> [実施事項]:
ドゴール評伝の紹介文について、「従来のドゴール伝が礼賛か批判」と「書メーター」によるものです。」の間の部分を、両端の語句も含めて一字一句違えずに打ち直してください。

内容説明
「20世紀最後の巨人」の脱神話化を試みる決定版
世界を牽引した指導者、「最後の偉大なフランス人」シャルル・ドゴール。彼は巧みな戦略家であり、ひとつの政策に固執する反面、融通無碍な政治家でもあった。派手さを嫌う性格でありながら、ショーマンシップも発揮した。悲観と楽観のあいだを揺れ動き、自信を喪失したかと思うと、自己をフランスと一体化させ、君主であるかのように振る舞った。人びとの心にほとんど宗教的な崇敬の念を吹きこんだ。国民の統一を希求したが、その手法や政策はフランス社会に分断と対立を生み、ドゴールが憎悪の対象ともなった。
従来のドゴール伝が礼賛か批判かに偏りがちだったのに対して、本書は時代ごとの世界情勢や政治的状況、経済的環境のなかにドゴールを位置づけ、著作、書翰、発言、さまざまな同時代人の証言、新公開されたフランス国立文書館収蔵のドゴール文書など膨大な資料を駆使して、その全体像を中立かつ客観的な視点から記述する。さらに本書の大きな魅力は、資料の綿密な分析に基づいて、「人間ドゴール」の複雑な性格を浮びあがらせている点にある。英国の世界的権威による、ドゴールを主役にした「20世紀フランス史」。
感想・レビュー
※以下の感想・レビューは、株式会社ブックウォーカーの提供する「読書メーター」によるものです。

> [提示された行]:
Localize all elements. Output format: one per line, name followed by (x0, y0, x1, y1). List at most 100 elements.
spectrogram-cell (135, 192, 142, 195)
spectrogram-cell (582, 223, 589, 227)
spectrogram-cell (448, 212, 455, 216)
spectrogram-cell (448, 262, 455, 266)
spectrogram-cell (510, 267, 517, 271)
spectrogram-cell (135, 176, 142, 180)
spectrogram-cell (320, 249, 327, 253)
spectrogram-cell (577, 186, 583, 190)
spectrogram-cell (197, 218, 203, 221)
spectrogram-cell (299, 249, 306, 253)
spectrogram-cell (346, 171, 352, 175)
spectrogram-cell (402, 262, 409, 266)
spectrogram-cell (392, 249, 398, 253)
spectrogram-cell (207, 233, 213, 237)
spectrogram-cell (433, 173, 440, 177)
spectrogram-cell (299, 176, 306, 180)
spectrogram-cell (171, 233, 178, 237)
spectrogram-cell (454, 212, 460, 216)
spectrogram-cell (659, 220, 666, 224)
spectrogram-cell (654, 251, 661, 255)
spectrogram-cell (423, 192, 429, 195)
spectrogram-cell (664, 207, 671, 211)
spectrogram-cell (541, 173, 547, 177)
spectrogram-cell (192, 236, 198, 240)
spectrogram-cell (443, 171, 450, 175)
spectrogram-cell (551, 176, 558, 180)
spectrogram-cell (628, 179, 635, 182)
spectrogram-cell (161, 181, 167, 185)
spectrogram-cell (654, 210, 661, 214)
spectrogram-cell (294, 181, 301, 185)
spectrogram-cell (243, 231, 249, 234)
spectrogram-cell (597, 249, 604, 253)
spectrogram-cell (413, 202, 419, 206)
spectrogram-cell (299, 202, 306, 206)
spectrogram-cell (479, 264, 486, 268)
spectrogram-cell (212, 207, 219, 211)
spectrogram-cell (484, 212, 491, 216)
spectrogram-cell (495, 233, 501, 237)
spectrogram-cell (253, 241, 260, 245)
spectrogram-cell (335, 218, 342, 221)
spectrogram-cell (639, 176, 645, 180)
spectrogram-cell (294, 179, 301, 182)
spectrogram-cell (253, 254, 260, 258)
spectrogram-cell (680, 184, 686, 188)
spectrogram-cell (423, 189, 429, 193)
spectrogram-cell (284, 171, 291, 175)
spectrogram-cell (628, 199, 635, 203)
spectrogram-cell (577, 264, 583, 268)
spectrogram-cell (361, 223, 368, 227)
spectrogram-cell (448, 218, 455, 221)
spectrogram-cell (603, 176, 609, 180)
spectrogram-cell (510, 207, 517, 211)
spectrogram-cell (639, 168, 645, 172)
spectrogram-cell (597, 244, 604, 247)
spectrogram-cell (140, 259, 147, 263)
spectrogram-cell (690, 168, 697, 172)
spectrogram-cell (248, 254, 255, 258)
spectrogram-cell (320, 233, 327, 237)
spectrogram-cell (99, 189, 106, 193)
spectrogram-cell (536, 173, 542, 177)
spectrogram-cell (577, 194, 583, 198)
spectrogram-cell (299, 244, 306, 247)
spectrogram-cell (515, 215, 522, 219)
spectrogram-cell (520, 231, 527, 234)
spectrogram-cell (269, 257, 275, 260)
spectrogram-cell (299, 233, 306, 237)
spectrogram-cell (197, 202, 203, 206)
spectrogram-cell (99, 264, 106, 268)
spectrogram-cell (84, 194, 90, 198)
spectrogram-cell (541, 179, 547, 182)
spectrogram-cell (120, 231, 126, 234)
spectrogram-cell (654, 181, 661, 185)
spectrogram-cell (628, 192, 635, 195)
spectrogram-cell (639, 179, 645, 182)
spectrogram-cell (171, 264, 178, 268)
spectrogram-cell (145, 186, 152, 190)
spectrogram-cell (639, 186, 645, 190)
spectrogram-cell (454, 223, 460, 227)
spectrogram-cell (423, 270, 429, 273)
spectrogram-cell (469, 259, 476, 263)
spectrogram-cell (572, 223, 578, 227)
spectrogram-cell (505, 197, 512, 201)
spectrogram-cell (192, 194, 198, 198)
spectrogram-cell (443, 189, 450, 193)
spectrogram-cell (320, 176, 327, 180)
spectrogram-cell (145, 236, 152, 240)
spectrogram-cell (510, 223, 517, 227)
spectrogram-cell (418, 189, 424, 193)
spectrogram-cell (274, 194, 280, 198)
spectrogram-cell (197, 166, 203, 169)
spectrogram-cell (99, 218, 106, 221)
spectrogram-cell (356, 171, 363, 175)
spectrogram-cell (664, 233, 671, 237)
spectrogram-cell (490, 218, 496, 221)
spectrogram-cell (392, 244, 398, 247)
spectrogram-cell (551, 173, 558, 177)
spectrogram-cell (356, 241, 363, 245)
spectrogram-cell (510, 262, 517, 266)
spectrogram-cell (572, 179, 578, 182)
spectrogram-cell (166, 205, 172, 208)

> [正答]:
従来のドゴール伝が礼賛か批判かに偏りがちだったのに対して、本書は時代ごとの世界情勢や政治的状況、経済的環境のなかにドゴールを位置づけ、著作、書翰、発言、さまざまな同時代人の証言、新公開されたフランス国立文書館収蔵のドゴール文書など膨大な資料を駆使して、その全体像を中立かつ客観的な視点から記述する。さらに本書の大きな魅力は、資料の綿密な分析に基づいて、「人間ドゴール」の複雑な性格を浮びあがらせている点にある。英国の世界的権威による、ドゴールを主役にした「20世紀フランス史」。
感想・レビュー
※以下の感想・レビューは、株式会社ブックウォーカーの提供する「読書メーター」によるものです。